Data provided –
+++++
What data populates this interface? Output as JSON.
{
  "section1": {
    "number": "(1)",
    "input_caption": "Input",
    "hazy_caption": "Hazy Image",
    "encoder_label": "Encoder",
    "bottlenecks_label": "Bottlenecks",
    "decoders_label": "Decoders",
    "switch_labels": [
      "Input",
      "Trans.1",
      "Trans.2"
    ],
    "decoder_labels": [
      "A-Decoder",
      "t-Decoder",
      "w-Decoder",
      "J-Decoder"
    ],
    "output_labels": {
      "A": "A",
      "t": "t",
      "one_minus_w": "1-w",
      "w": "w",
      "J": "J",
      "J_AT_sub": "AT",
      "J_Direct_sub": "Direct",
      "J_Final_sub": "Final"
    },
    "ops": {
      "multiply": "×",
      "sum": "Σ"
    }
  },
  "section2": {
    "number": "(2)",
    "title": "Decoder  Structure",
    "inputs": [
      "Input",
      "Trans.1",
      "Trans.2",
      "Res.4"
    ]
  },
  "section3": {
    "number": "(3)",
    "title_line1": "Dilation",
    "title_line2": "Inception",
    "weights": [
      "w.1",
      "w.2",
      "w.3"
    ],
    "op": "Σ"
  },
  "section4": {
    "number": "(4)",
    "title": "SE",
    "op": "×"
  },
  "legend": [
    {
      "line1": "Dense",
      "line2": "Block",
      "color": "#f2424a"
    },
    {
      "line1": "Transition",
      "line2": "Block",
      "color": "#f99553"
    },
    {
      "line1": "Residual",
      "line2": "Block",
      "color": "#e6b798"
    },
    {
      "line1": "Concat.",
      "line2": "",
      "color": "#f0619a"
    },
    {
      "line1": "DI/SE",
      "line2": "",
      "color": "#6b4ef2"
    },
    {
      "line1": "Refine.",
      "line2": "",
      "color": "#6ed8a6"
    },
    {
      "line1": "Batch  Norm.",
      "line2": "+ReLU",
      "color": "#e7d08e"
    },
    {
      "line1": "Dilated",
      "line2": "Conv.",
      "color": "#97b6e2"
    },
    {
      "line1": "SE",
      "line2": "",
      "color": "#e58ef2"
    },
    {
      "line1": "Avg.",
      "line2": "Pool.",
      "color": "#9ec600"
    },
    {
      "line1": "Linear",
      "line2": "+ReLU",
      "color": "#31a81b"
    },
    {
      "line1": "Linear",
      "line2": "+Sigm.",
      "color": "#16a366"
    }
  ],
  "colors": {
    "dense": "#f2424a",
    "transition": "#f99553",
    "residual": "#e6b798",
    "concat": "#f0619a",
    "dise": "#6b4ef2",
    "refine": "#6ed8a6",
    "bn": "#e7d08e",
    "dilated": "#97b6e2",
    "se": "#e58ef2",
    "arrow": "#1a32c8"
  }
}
+++++
Task statement –
Return the material in full, exactly as shown.

Response below –
What data populates this interface? Output as JSON.
{
  "section1": {
    "number": "(1)",
    "input_caption": "Input",
    "hazy_caption": "Hazy Image",
    "encoder_label": "Encoder",
    "bottlenecks_label": "Bottlenecks",
    "decoders_label": "Decoders",
    "switch_labels": [
      "Input",
      "Trans.1",
      "Trans.2"
    ],
    "decoder_labels": [
      "A-Decoder",
      "t-Decoder",
      "w-Decoder",
      "J-Decoder"
    ],
    "output_labels": {
      "A": "A",
      "t": "t",
      "one_minus_w": "1-w",
      "w": "w",
      "J": "J",
      "J_AT_sub": "AT",
      "J_Direct_sub": "Direct",
      "J_Final_sub": "Final"
    },
    "ops": {
      "multiply": "×",
      "sum": "Σ"
    }
  },
  "section2": {
    "number": "(2)",
    "title": "Decoder  Structure",
    "inputs": [
      "Input",
      "Trans.1",
      "Trans.2",
      "Res.4"
    ]
  },
  "section3": {
    "number": "(3)",
    "title_line1": "Dilation",
    "title_line2": "Inception",
    "weights": [
      "w.1",
      "w.2",
      "w.3"
    ],
    "op": "Σ"
  },
  "section4": {
    "number": "(4)",
    "title": "SE",
    "op": "×"
  },
  "legend": [
    {
      "line1": "Dense",
      "line2": "Block",
      "color": "#f2424a"
    },
    {
      "line1": "Transition",
      "line2": "Block",
      "color": "#f99553"
    },
    {
      "line1": "Residual",
      "line2": "Block",
      "color": "#e6b798"
    },
    {
      "line1": "Concat.",
      "line2": "",
      "color": "#f0619a"
    },
    {
      "line1": "DI/SE",
      "line2": "",
      "color": "#6b4ef2"
    },
    {
      "line1": "Refine.",
      "line2": "",
      "color": "#6ed8a6"
    },
    {
      "line1": "Batch  Norm.",
      "line2": "+ReLU",
      "color": "#e7d08e"
    },
    {
      "line1": "Dilated",
      "line2": "Conv.",
      "color": "#97b6e2"
    },
    {
      "line1": "SE",
      "line2": "",
      "color": "#e58ef2"
    },
    {
      "line1": "Avg.",
      "line2": "Pool.",
      "color": "#9ec600"
    },
    {
      "line1": "Linear",
      "line2": "+ReLU",
      "color": "#31a81b"
    },
    {
      "line1": "Linear",
      "line2": "+Sigm.",
      "color": "#16a366"
    }
  ],
  "colors": {
    "dense": "#f2424a",
    "transition": "#f99553",
    "residual": "#e6b798",
    "concat": "#f0619a",
    "dise": "#6b4ef2",
    "refine": "#6ed8a6",
    "bn": "#e7d08e",
    "dilated": "#97b6e2",
    "se": "#e58ef2",
    "arrow": "#1a32c8"
  }
}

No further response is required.